== GIVEN RECORDS

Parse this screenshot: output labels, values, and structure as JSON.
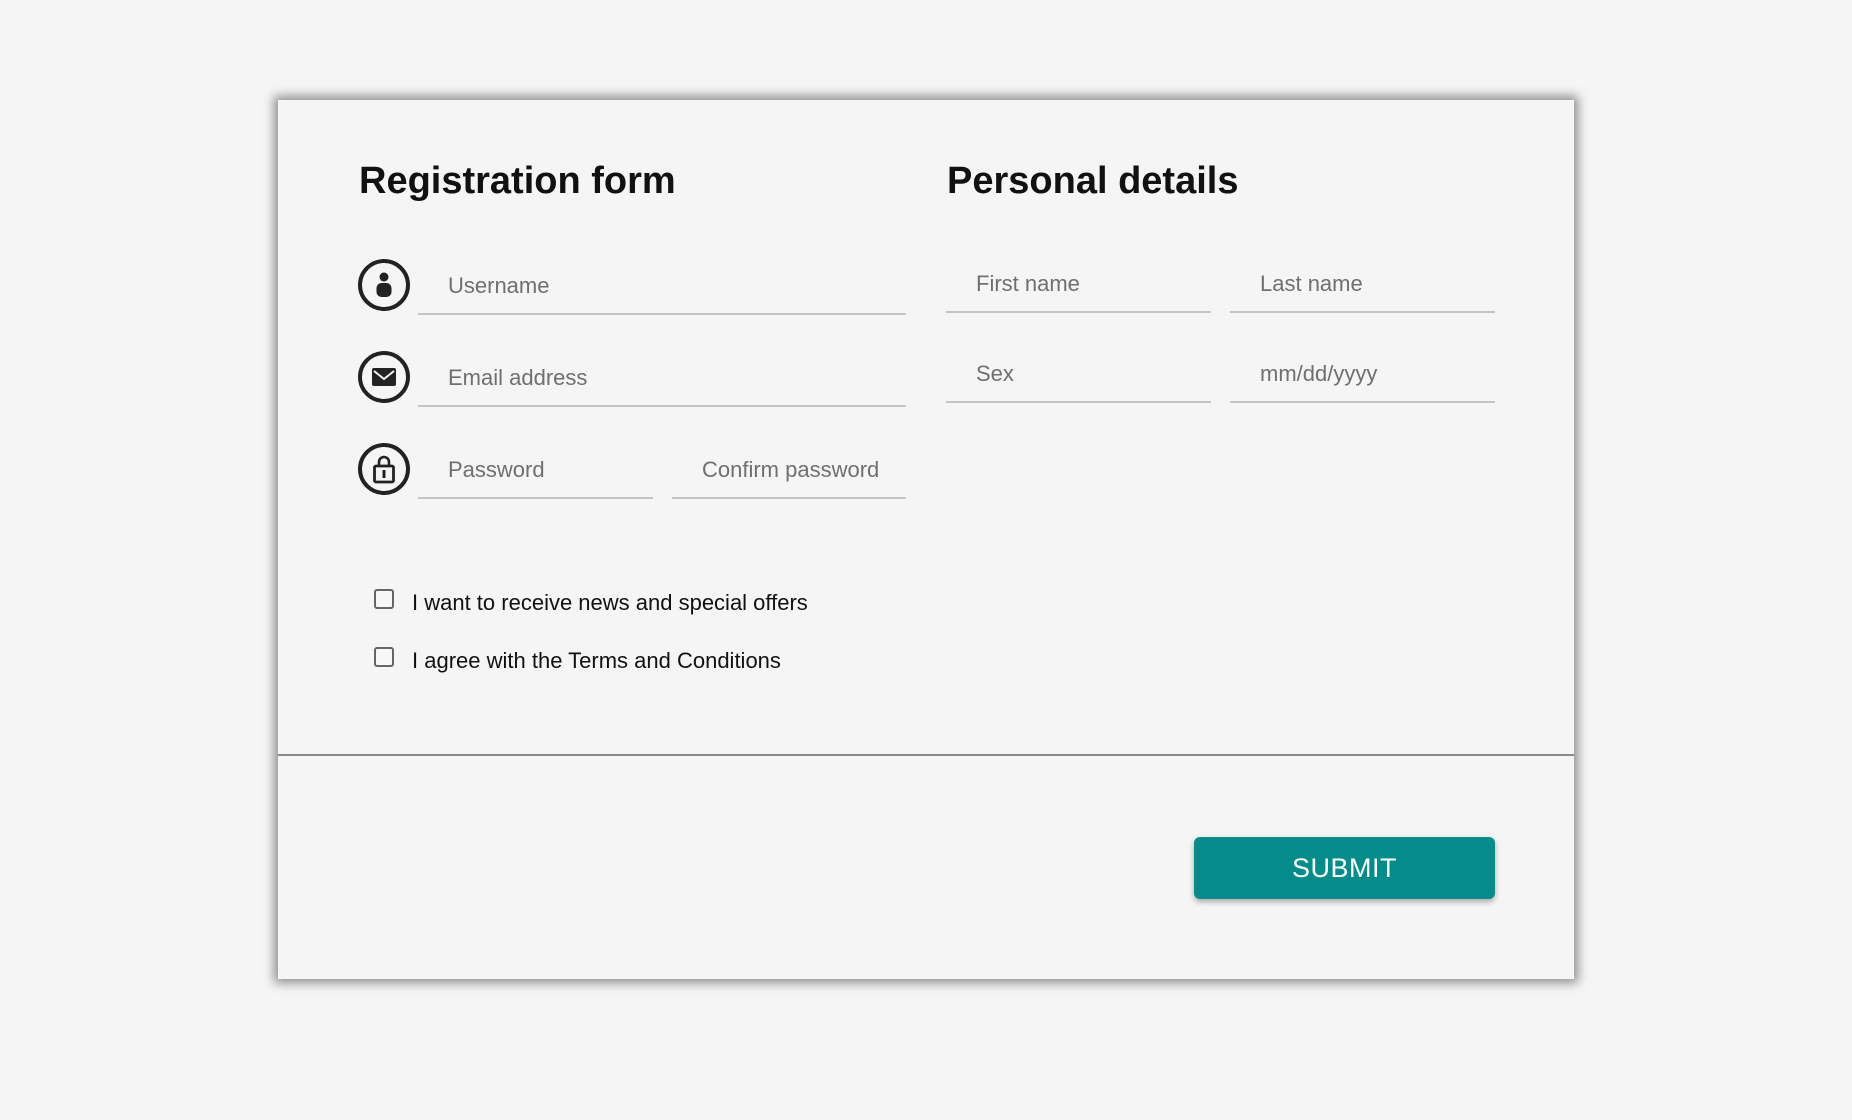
{
  "registration": {
    "title": "Registration form",
    "username_placeholder": "Username",
    "email_placeholder": "Email address",
    "password_placeholder": "Password",
    "confirm_password_placeholder": "Confirm password"
  },
  "personal": {
    "title": "Personal details",
    "first_name_placeholder": "First name",
    "last_name_placeholder": "Last name",
    "sex_placeholder": "Sex",
    "date_placeholder": "mm/dd/yyyy"
  },
  "checkboxes": [
    {
      "label": "I want to receive news and special offers",
      "checked": false
    },
    {
      "label": "I agree with the Terms and Conditions",
      "checked": false
    }
  ],
  "submit_label": "SUBMIT",
  "icons": [
    "user-icon",
    "envelope-icon",
    "lock-icon"
  ],
  "colors": {
    "accent": "#038c8a",
    "background": "#f5f5f5",
    "field_underline": "#c4c4c4"
  }
}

====

• THE EXERCISE: Without the pictures, extract every entry verbatim.

• WRITTEN ANSWER:
Parse this screenshot: output labels, values, and structure as JSON.
{
  "registration": {
    "title": "Registration form",
    "username_placeholder": "Username",
    "email_placeholder": "Email address",
    "password_placeholder": "Password",
    "confirm_password_placeholder": "Confirm password"
  },
  "personal": {
    "title": "Personal details",
    "first_name_placeholder": "First name",
    "last_name_placeholder": "Last name",
    "sex_placeholder": "Sex",
    "date_placeholder": "mm/dd/yyyy"
  },
  "checkboxes": [
    {
      "label": "I want to receive news and special offers",
      "checked": false
    },
    {
      "label": "I agree with the Terms and Conditions",
      "checked": false
    }
  ],
  "submit_label": "SUBMIT",
  "icons": [
    "user-icon",
    "envelope-icon",
    "lock-icon"
  ],
  "colors": {
    "accent": "#038c8a",
    "background": "#f5f5f5",
    "field_underline": "#c4c4c4"
  }
}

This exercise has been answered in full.